Goal of the exercise:
Within the records below, find each line that holds the string "Wojciechowska", then copy it.

Stored rows:
______________________________

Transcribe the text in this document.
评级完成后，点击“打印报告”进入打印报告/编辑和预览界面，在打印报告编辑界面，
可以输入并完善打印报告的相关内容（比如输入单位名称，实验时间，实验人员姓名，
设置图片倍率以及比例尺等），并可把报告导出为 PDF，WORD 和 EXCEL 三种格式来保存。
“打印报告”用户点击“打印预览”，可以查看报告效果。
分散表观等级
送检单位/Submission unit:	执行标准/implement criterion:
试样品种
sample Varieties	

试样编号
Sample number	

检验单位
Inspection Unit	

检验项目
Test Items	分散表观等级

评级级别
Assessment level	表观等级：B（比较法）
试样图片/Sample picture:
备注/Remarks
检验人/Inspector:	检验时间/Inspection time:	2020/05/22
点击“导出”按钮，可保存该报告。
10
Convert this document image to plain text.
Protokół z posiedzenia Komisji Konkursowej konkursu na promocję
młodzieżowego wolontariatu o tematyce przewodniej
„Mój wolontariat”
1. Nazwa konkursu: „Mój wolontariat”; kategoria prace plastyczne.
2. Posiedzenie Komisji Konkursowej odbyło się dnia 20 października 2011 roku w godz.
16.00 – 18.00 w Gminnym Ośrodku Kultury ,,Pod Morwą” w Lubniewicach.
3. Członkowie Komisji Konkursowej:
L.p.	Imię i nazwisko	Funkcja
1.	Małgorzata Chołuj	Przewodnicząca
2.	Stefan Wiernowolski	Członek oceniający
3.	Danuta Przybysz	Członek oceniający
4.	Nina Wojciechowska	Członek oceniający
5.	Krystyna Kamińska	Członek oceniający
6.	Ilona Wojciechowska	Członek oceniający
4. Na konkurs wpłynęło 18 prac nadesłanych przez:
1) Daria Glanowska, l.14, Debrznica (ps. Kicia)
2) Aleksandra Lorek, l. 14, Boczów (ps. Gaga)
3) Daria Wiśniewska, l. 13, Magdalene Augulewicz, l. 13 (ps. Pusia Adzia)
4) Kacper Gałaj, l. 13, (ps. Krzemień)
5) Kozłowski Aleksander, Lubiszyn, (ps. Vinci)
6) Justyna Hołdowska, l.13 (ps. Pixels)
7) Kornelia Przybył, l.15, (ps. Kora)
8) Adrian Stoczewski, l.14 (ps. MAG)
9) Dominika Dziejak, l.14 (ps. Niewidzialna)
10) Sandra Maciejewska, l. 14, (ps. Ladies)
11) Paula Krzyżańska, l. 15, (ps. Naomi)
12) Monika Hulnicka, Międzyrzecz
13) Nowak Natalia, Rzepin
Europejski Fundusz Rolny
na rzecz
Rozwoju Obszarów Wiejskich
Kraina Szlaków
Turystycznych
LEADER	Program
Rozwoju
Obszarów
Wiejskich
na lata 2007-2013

______________________________

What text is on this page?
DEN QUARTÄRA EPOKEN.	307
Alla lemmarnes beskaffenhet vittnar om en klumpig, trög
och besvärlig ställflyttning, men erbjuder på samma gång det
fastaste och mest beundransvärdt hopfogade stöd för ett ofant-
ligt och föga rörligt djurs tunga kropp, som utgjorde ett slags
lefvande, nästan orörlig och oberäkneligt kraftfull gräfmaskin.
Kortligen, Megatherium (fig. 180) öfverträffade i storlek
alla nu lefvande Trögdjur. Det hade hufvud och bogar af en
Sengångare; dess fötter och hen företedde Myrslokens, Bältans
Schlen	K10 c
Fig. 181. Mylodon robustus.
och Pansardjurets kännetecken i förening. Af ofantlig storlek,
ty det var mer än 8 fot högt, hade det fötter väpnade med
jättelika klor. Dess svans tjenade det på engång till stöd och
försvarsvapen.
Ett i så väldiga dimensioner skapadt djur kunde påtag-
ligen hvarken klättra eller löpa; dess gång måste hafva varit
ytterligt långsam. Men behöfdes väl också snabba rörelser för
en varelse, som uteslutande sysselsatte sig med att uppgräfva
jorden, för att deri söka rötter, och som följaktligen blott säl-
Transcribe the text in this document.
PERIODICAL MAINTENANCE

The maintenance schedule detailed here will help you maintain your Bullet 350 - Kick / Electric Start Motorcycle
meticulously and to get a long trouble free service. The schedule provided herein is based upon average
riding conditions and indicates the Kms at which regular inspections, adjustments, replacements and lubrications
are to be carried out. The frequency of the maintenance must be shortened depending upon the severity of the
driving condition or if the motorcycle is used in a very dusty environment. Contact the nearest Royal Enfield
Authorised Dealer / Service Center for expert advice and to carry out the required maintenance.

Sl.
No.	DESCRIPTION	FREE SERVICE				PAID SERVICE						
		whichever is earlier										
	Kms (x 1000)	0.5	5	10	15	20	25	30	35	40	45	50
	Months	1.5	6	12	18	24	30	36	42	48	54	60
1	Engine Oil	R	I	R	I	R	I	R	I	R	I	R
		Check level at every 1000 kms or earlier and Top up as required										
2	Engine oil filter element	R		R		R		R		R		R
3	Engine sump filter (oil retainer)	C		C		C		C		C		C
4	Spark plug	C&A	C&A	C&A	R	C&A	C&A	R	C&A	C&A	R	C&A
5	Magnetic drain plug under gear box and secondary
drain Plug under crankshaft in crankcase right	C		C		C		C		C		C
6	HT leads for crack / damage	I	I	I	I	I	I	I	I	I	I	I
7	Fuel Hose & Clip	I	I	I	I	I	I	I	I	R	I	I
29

______________________________

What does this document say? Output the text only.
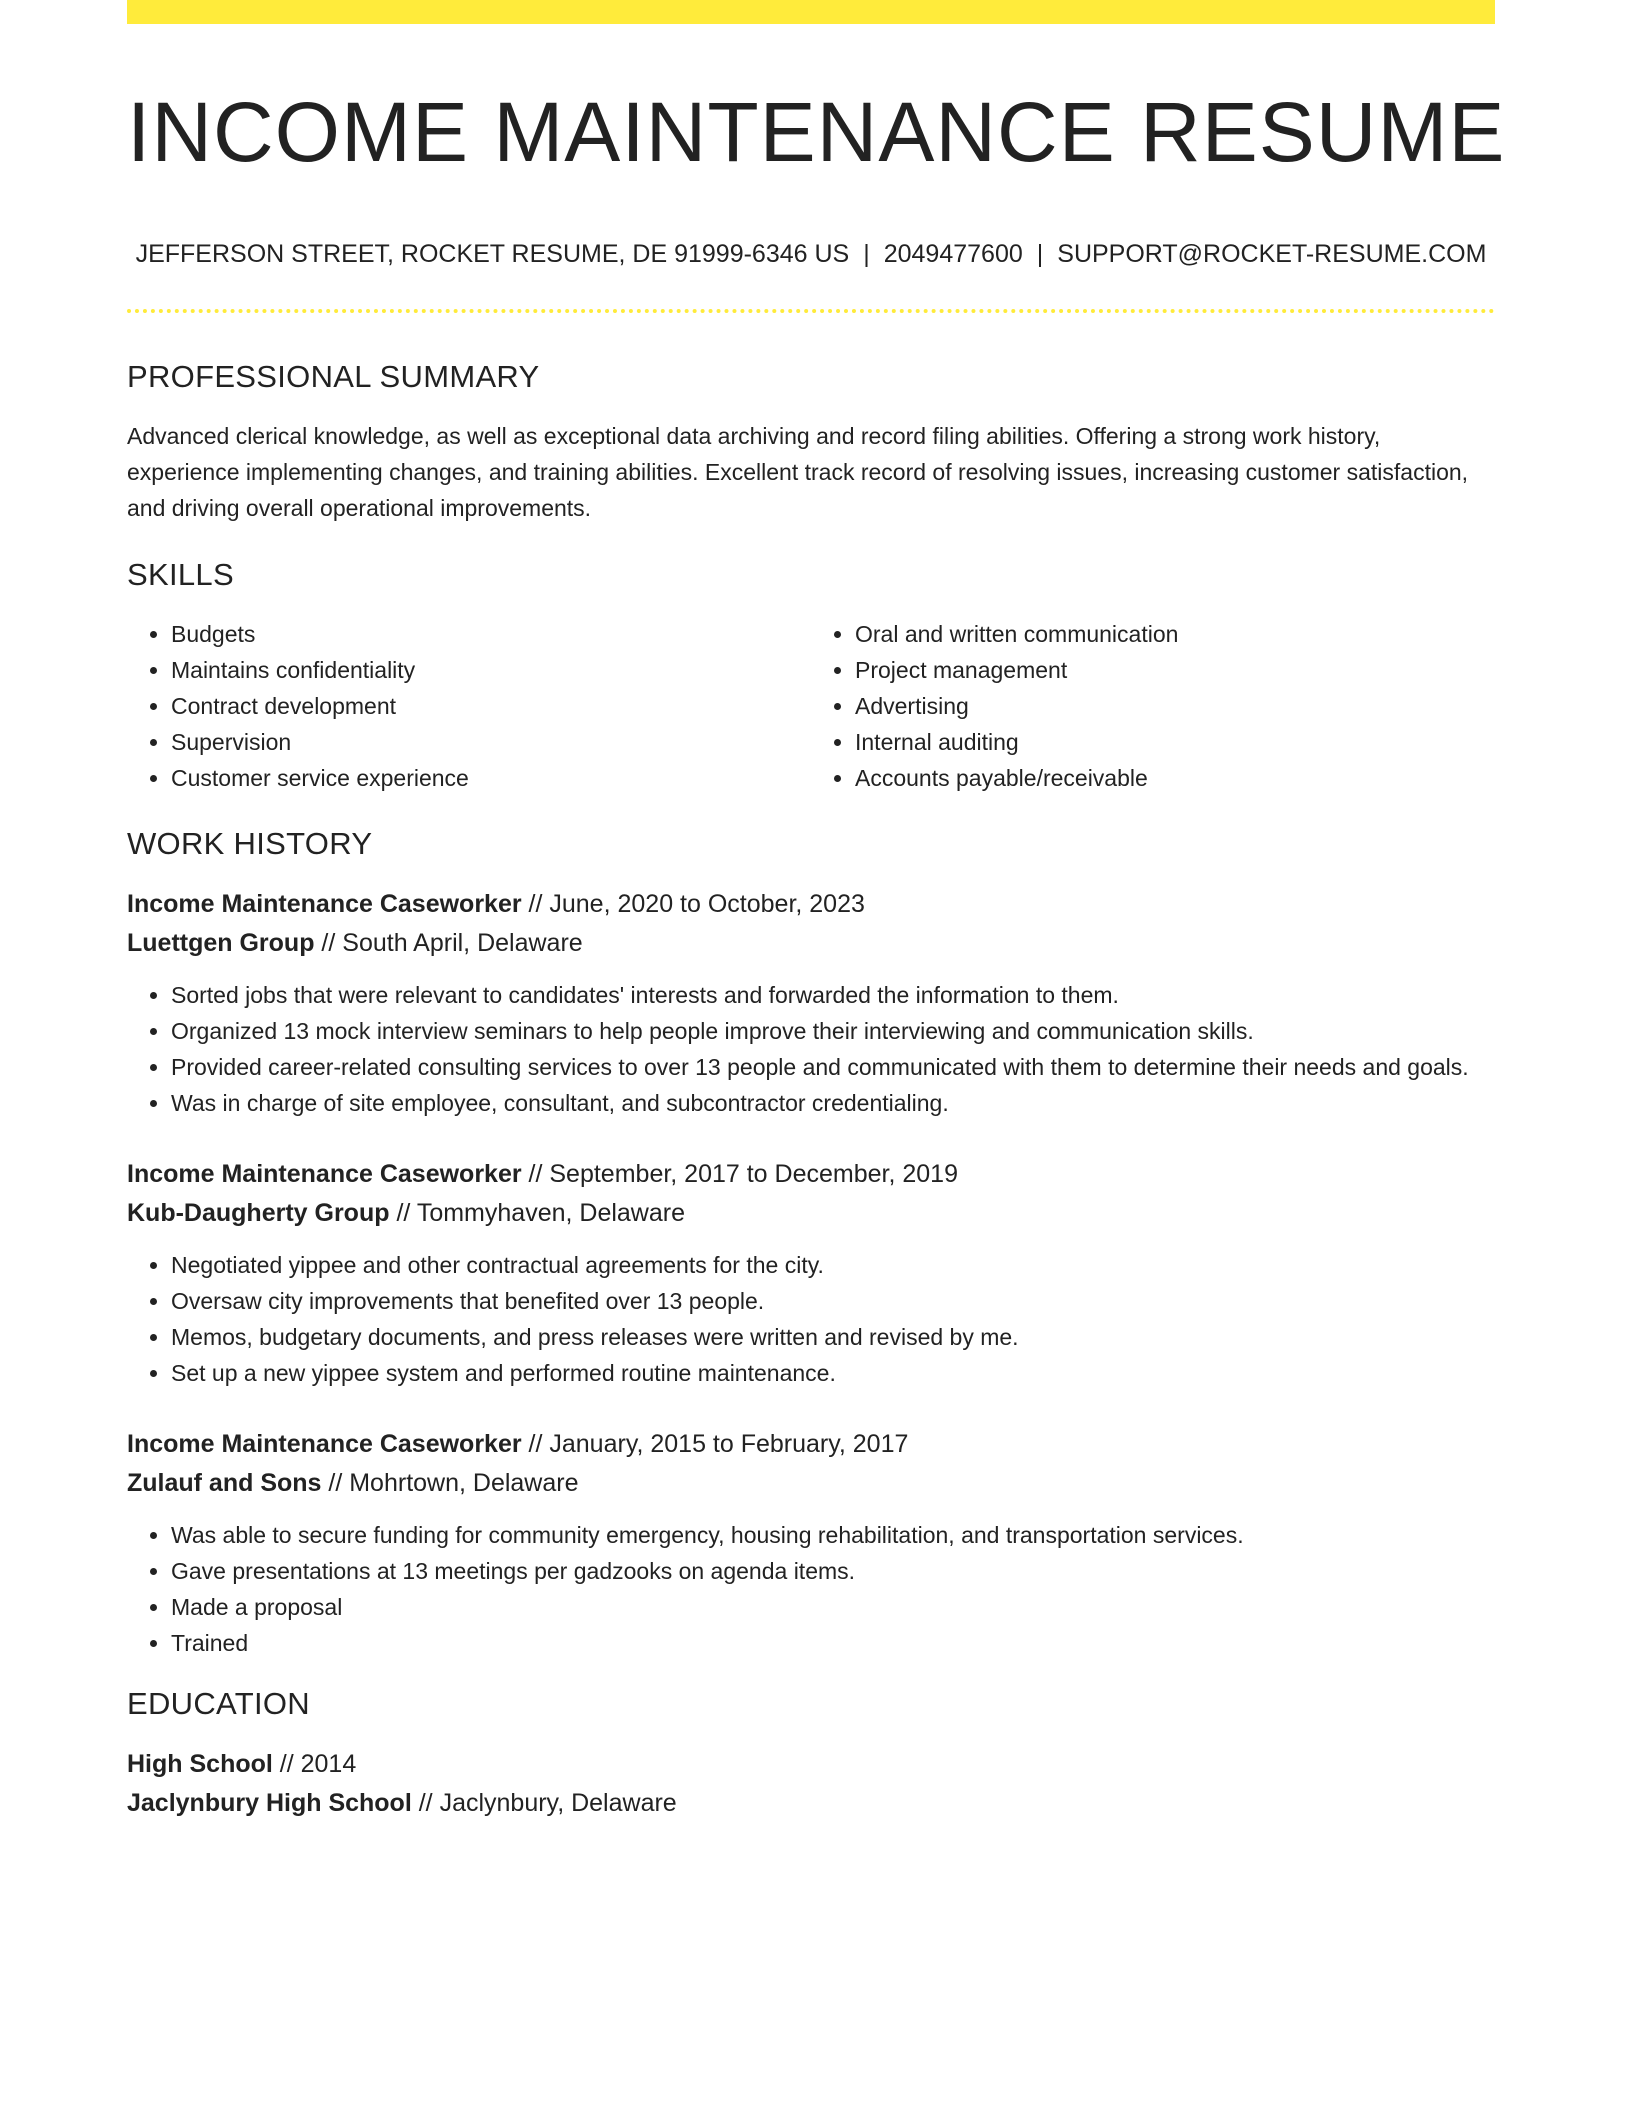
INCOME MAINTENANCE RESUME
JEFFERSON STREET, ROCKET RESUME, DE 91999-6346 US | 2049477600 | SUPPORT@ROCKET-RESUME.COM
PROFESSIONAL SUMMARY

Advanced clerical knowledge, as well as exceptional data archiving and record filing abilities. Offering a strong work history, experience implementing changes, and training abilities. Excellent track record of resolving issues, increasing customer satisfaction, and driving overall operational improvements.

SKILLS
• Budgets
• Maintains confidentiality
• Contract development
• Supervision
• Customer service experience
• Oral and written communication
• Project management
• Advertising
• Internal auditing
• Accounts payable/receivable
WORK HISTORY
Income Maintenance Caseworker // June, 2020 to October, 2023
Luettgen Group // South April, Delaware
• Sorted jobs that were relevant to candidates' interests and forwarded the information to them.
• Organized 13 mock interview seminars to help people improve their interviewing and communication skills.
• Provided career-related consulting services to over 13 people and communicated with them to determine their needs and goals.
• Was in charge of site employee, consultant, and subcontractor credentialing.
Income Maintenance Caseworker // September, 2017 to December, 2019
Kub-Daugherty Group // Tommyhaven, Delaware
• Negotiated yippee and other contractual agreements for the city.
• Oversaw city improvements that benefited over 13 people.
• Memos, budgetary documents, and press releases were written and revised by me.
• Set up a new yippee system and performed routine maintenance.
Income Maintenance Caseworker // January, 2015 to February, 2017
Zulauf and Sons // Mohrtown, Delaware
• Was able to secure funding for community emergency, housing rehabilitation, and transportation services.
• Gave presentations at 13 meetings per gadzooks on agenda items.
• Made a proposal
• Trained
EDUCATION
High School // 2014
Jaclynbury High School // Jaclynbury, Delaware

______________________________

Solution below:
4.	Nina Wojciechowska	Członek oceniający
6.	Ilona Wojciechowska	Członek oceniający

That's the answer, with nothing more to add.